* Begin Information given *

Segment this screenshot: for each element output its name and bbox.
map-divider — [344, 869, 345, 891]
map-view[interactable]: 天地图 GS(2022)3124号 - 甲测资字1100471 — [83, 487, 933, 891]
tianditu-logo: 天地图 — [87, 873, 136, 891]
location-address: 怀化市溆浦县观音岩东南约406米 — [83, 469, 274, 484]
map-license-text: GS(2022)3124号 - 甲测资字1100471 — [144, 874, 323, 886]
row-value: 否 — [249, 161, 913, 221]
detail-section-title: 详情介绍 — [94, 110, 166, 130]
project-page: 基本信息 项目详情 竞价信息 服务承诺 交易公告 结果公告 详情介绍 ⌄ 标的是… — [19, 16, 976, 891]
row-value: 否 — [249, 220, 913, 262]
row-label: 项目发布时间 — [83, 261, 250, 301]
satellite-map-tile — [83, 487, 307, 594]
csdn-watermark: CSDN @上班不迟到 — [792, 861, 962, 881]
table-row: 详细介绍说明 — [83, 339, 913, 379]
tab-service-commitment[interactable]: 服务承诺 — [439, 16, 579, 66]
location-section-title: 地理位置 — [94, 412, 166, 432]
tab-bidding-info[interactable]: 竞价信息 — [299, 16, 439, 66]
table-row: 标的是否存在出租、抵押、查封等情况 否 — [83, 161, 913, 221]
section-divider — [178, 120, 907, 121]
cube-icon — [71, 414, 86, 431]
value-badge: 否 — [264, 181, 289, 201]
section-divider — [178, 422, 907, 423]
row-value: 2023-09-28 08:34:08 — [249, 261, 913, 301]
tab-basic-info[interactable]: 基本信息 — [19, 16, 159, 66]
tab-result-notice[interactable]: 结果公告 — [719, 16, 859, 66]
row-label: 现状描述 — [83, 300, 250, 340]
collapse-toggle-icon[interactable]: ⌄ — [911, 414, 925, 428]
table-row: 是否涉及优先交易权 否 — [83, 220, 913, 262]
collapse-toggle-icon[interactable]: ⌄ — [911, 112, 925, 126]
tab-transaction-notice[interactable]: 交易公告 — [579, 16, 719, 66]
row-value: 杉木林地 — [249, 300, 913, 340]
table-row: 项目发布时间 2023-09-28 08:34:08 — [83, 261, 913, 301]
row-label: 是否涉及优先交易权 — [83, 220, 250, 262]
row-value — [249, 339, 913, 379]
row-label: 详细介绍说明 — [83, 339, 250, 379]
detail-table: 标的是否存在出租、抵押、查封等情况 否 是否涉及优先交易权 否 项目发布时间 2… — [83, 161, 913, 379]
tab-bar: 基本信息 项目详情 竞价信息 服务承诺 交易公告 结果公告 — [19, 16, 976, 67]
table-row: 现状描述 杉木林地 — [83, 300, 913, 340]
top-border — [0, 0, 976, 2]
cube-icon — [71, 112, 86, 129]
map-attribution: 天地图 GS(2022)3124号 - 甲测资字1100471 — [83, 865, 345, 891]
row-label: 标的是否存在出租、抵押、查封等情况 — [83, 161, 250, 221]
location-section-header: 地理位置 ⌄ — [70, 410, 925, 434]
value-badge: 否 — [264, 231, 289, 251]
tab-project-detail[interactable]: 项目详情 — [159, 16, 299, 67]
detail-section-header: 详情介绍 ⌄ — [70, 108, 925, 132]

* End Information given *

Can you convert the listing, from its first line through the line containing "location-section-title: 地理位置 —" (both included), into a numbered list with any blank lines left out?

1. Segment this screenshot: for each element output its name and bbox.
2. map-divider — [344, 869, 345, 891]
3. map-view[interactable]: 天地图 GS(2022)3124号 - 甲测资字1100471 — [83, 487, 933, 891]
4. tianditu-logo: 天地图 — [87, 873, 136, 891]
5. location-address: 怀化市溆浦县观音岩东南约406米 — [83, 469, 274, 484]
6. map-license-text: GS(2022)3124号 - 甲测资字1100471 — [144, 874, 323, 886]
7. row-value: 否 — [249, 161, 913, 221]
8. detail-section-title: 详情介绍 — [94, 110, 166, 130]
9. project-page: 基本信息 项目详情 竞价信息 服务承诺 交易公告 结果公告 详情介绍 ⌄ 标的是… — [19, 16, 976, 891]
10. row-value: 否 — [249, 220, 913, 262]
11. row-label: 项目发布时间 — [83, 261, 250, 301]
12. satellite-map-tile — [83, 487, 307, 594]
13. csdn-watermark: CSDN @上班不迟到 — [792, 861, 962, 881]
14. table-row: 详细介绍说明 — [83, 339, 913, 379]
15. tab-service-commitment[interactable]: 服务承诺 — [439, 16, 579, 66]
16. location-section-title: 地理位置 — [94, 412, 166, 432]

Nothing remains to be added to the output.